--- begin ---

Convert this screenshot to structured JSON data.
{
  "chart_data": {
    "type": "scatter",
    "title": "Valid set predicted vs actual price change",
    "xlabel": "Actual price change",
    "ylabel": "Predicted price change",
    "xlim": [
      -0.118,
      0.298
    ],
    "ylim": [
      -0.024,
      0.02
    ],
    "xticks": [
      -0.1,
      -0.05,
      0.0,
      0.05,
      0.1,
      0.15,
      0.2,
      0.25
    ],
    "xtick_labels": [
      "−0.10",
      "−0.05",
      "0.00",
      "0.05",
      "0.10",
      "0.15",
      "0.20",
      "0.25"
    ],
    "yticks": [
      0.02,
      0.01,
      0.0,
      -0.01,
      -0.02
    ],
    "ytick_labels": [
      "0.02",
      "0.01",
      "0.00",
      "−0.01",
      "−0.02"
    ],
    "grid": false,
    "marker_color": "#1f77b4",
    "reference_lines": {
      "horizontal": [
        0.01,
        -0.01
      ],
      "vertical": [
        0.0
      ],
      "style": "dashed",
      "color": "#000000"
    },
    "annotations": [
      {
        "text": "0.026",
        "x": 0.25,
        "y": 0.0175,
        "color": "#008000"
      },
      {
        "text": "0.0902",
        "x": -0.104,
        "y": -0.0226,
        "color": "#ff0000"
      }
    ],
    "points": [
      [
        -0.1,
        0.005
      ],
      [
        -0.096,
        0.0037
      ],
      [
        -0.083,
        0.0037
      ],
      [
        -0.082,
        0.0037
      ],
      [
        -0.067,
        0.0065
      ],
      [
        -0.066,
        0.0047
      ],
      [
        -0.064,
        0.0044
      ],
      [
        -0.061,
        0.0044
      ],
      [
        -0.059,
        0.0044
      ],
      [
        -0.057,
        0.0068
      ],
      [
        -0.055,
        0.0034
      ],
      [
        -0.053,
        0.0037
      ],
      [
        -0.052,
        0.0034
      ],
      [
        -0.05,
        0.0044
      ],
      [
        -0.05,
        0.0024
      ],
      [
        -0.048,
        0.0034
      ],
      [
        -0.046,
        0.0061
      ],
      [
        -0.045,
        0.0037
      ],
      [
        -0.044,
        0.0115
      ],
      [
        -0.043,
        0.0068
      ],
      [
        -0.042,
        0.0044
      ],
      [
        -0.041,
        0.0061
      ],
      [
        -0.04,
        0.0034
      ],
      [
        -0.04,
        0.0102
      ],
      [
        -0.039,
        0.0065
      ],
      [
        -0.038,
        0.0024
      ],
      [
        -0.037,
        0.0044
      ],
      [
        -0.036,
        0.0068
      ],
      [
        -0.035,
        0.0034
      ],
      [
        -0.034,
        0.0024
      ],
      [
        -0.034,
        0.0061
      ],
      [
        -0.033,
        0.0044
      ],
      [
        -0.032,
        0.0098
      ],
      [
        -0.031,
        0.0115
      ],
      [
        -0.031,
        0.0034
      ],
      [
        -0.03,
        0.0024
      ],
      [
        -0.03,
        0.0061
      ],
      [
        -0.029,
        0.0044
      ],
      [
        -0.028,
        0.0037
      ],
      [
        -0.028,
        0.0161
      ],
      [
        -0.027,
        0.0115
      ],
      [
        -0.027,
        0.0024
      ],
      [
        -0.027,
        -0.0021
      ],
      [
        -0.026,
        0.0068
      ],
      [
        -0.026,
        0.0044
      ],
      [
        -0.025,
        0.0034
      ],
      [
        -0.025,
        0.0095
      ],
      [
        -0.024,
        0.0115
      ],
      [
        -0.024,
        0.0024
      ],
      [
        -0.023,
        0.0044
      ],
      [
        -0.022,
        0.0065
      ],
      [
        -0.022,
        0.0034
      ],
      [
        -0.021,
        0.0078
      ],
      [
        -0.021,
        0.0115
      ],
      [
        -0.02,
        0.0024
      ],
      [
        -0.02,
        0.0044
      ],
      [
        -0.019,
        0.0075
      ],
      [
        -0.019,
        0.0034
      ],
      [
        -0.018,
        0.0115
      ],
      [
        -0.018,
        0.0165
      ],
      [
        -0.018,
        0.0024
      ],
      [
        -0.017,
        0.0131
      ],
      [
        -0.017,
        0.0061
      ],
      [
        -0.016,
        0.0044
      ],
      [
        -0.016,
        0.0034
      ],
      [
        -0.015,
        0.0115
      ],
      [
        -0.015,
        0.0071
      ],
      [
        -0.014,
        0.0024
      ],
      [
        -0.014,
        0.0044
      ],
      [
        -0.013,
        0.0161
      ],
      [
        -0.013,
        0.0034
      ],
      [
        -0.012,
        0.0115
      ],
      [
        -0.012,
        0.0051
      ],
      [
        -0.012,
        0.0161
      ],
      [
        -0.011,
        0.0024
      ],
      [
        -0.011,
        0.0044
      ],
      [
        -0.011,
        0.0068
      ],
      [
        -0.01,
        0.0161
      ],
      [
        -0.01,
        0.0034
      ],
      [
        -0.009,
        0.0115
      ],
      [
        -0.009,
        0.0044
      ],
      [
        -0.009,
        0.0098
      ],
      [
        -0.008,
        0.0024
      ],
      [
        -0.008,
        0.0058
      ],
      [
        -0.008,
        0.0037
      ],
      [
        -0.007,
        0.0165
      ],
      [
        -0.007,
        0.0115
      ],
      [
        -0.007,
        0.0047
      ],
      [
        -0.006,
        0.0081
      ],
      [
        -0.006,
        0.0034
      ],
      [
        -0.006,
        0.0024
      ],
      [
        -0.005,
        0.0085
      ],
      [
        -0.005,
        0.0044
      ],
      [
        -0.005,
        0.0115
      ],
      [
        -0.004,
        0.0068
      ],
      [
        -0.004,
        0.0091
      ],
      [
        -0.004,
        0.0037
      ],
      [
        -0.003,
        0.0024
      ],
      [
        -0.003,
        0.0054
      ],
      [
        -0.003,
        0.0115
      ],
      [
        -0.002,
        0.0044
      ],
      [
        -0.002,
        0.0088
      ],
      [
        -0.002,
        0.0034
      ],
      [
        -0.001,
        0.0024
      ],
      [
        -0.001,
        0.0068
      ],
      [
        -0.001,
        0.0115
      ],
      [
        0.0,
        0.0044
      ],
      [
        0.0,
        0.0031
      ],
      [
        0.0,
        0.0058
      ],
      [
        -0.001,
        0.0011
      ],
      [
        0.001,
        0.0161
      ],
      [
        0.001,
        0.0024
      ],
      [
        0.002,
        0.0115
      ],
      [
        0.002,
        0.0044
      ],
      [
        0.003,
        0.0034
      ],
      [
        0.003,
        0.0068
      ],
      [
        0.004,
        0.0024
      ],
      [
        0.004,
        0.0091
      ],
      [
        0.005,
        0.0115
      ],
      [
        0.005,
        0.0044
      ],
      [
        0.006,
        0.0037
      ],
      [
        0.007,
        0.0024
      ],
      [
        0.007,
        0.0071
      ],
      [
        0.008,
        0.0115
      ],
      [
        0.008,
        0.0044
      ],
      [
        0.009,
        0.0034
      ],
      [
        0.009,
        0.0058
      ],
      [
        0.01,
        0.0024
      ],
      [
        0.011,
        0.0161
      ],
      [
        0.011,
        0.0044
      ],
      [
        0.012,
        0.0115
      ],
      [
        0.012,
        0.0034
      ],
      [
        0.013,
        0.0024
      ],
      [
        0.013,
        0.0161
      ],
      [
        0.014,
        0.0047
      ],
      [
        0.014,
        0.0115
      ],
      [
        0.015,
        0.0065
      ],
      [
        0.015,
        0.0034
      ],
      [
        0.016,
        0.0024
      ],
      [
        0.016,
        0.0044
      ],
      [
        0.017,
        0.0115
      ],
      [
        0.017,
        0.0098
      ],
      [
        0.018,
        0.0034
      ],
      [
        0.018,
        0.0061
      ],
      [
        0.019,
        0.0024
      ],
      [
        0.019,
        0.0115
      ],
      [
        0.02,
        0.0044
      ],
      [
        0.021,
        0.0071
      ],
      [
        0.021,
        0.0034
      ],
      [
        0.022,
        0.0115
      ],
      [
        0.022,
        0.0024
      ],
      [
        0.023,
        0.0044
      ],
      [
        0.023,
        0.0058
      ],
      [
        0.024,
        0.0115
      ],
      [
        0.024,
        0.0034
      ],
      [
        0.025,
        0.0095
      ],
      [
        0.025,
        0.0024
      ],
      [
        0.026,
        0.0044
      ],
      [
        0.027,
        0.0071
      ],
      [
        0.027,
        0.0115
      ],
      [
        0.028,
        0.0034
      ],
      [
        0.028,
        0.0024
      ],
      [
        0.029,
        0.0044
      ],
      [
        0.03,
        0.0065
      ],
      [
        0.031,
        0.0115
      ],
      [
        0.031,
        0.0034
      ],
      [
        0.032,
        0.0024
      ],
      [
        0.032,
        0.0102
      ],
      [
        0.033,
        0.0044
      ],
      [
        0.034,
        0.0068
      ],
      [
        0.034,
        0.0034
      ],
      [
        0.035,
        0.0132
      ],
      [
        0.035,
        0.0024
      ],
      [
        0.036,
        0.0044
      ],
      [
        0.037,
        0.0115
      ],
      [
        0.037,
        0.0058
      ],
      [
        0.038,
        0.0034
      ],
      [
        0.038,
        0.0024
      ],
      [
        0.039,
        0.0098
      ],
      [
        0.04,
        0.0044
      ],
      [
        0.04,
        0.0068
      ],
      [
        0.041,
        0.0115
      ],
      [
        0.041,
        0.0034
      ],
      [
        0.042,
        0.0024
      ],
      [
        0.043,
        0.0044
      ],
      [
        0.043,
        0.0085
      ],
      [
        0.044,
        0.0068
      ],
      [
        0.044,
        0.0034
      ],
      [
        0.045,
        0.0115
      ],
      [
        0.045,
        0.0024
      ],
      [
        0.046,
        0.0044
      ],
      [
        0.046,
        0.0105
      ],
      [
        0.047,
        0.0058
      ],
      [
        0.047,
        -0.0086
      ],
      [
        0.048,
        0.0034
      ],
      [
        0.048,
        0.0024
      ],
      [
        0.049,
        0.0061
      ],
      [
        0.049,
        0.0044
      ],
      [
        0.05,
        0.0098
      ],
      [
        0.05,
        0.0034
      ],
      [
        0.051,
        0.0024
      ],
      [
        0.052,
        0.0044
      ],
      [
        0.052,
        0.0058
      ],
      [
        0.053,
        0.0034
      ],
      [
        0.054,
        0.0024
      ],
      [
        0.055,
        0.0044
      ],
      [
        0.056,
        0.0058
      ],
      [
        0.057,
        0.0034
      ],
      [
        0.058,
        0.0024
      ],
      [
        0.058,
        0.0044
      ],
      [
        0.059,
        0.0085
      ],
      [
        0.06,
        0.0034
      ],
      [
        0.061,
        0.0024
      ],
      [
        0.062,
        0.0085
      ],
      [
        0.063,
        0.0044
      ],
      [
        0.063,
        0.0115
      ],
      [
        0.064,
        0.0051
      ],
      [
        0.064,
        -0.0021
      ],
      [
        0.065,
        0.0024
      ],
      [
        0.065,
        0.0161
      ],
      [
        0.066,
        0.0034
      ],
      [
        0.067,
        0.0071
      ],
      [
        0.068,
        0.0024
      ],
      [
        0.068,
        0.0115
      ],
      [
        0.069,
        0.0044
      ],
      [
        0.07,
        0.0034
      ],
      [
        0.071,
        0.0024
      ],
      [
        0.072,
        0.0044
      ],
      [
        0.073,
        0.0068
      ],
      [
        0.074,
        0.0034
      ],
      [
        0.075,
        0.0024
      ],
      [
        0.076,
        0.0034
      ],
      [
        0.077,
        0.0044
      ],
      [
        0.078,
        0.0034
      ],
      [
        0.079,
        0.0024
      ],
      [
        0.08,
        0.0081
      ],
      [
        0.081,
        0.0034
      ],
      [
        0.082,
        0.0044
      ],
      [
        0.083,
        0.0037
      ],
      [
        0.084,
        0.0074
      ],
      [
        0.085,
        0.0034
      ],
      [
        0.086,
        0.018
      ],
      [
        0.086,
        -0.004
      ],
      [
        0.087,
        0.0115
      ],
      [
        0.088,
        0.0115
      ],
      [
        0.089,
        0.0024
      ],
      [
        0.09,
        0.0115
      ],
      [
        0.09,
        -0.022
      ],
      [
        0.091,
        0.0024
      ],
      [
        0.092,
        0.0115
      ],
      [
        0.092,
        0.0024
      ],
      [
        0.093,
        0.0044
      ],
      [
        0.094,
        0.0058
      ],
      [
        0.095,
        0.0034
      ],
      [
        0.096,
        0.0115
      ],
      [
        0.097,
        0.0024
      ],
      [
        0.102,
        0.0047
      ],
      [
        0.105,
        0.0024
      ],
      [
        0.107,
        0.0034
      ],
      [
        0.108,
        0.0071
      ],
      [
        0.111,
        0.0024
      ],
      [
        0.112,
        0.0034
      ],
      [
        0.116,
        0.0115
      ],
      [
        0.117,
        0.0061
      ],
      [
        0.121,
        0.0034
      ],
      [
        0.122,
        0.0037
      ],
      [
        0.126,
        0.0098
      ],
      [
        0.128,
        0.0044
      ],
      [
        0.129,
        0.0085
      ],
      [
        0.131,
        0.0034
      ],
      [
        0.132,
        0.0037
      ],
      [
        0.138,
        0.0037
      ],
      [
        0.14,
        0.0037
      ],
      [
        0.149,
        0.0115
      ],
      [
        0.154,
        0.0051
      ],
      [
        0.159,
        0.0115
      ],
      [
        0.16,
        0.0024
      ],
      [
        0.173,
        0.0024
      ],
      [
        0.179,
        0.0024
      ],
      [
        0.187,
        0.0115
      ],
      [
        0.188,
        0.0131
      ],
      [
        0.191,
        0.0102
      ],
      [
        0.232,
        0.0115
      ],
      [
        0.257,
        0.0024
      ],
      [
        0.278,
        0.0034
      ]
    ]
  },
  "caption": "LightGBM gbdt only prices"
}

--- end ---

List the lines of the material in which the word "change" occurs.

    "title": "Valid set predicted vs actual price change",
    "xlabel": "Actual price change",
    "ylabel": "Predicted price change",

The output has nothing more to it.